*Stated problem*
Write out every line of the material exactly as it appears.

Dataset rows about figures
----

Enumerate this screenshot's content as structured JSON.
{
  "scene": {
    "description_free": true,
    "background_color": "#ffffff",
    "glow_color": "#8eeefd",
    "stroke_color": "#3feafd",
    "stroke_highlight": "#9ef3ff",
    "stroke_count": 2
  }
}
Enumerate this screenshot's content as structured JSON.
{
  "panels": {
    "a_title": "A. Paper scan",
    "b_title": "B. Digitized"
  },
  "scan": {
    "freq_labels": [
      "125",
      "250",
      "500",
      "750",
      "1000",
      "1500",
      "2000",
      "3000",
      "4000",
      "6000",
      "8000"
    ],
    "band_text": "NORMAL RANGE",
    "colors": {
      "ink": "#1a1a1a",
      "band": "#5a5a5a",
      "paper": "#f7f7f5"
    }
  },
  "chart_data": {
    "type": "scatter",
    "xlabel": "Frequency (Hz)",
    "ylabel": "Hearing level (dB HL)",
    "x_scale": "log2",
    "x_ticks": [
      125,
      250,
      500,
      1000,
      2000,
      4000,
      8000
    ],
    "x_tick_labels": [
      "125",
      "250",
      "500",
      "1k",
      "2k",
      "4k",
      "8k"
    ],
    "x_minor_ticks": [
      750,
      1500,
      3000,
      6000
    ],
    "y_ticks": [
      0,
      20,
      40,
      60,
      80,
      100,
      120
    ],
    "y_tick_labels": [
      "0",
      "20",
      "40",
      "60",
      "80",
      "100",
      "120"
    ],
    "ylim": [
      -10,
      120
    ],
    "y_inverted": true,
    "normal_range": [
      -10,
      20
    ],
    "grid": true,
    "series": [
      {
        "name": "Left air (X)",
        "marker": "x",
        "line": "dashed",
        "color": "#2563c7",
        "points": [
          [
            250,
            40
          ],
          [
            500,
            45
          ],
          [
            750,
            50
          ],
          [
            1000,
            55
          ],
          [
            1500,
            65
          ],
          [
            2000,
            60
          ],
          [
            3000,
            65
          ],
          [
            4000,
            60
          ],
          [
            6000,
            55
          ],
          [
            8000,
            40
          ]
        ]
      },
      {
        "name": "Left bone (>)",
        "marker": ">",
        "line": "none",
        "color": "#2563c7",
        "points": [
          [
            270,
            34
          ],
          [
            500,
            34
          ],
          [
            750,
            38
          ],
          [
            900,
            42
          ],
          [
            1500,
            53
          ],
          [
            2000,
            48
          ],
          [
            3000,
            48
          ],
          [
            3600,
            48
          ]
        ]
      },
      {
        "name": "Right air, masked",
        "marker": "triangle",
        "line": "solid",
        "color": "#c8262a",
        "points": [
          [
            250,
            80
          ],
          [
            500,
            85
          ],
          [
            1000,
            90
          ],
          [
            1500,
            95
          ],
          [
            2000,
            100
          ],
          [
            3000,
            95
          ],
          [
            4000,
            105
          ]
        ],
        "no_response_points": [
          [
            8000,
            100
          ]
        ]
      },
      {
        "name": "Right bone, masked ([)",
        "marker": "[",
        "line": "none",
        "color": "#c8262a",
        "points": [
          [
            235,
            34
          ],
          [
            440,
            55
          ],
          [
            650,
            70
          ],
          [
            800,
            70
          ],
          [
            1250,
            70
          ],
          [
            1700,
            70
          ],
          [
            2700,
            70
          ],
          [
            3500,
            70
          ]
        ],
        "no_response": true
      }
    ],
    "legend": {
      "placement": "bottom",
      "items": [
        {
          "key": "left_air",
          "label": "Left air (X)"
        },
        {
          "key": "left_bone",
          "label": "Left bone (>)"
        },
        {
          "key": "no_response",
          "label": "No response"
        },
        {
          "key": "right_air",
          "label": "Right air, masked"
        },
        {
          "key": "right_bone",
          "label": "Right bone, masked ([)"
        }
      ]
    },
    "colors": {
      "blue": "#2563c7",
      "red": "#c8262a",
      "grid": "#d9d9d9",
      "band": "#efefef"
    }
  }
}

----

*Completed exercise*
Enumerate this screenshot's content as structured JSON.
{
  "scene": {
    "description_free": true,
    "background_color": "#ffffff",
    "glow_color": "#8eeefd",
    "stroke_color": "#3feafd",
    "stroke_highlight": "#9ef3ff",
    "stroke_count": 2
  }
}
Enumerate this screenshot's content as structured JSON.
{
  "panels": {
    "a_title": "A. Paper scan",
    "b_title": "B. Digitized"
  },
  "scan": {
    "freq_labels": [
      "125",
      "250",
      "500",
      "750",
      "1000",
      "1500",
      "2000",
      "3000",
      "4000",
      "6000",
      "8000"
    ],
    "band_text": "NORMAL RANGE",
    "colors": {
      "ink": "#1a1a1a",
      "band": "#5a5a5a",
      "paper": "#f7f7f5"
    }
  },
  "chart_data": {
    "type": "scatter",
    "xlabel": "Frequency (Hz)",
    "ylabel": "Hearing level (dB HL)",
    "x_scale": "log2",
    "x_ticks": [
      125,
      250,
      500,
      1000,
      2000,
      4000,
      8000
    ],
    "x_tick_labels": [
      "125",
      "250",
      "500",
      "1k",
      "2k",
      "4k",
      "8k"
    ],
    "x_minor_ticks": [
      750,
      1500,
      3000,
      6000
    ],
    "y_ticks": [
      0,
      20,
      40,
      60,
      80,
      100,
      120
    ],
    "y_tick_labels": [
      "0",
      "20",
      "40",
      "60",
      "80",
      "100",
      "120"
    ],
    "ylim": [
      -10,
      120
    ],
    "y_inverted": true,
    "normal_range": [
      -10,
      20
    ],
    "grid": true,
    "series": [
      {
        "name": "Left air (X)",
        "marker": "x",
        "line": "dashed",
        "color": "#2563c7",
        "points": [
          [
            250,
            40
          ],
          [
            500,
            45
          ],
          [
            750,
            50
          ],
          [
            1000,
            55
          ],
          [
            1500,
            65
          ],
          [
            2000,
            60
          ],
          [
            3000,
            65
          ],
          [
            4000,
            60
          ],
          [
            6000,
            55
          ],
          [
            8000,
            40
          ]
        ]
      },
      {
        "name": "Left bone (>)",
        "marker": ">",
        "line": "none",
        "color": "#2563c7",
        "points": [
          [
            270,
            34
          ],
          [
            500,
            34
          ],
          [
            750,
            38
          ],
          [
            900,
            42
          ],
          [
            1500,
            53
          ],
          [
            2000,
            48
          ],
          [
            3000,
            48
          ],
          [
            3600,
            48
          ]
        ]
      },
      {
        "name": "Right air, masked",
        "marker": "triangle",
        "line": "solid",
        "color": "#c8262a",
        "points": [
          [
            250,
            80
          ],
          [
            500,
            85
          ],
          [
            1000,
            90
          ],
          [
            1500,
            95
          ],
          [
            2000,
            100
          ],
          [
            3000,
            95
          ],
          [
            4000,
            105
          ]
        ],
        "no_response_points": [
          [
            8000,
            100
          ]
        ]
      },
      {
        "name": "Right bone, masked ([)",
        "marker": "[",
        "line": "none",
        "color": "#c8262a",
        "points": [
          [
            235,
            34
          ],
          [
            440,
            55
          ],
          [
            650,
            70
          ],
          [
            800,
            70
          ],
          [
            1250,
            70
          ],
          [
            1700,
            70
          ],
          [
            2700,
            70
          ],
          [
            3500,
            70
          ]
        ],
        "no_response": true
      }
    ],
    "legend": {
      "placement": "bottom",
      "items": [
        {
          "key": "left_air",
          "label": "Left air (X)"
        },
        {
          "key": "left_bone",
          "label": "Left bone (>)"
        },
        {
          "key": "no_response",
          "label": "No response"
        },
        {
          "key": "right_air",
          "label": "Right air, masked"
        },
        {
          "key": "right_bone",
          "label": "Right bone, masked ([)"
        }
      ]
    },
    "colors": {
      "blue": "#2563c7",
      "red": "#c8262a",
      "grid": "#d9d9d9",
      "band": "#efefef"
    }
  }
}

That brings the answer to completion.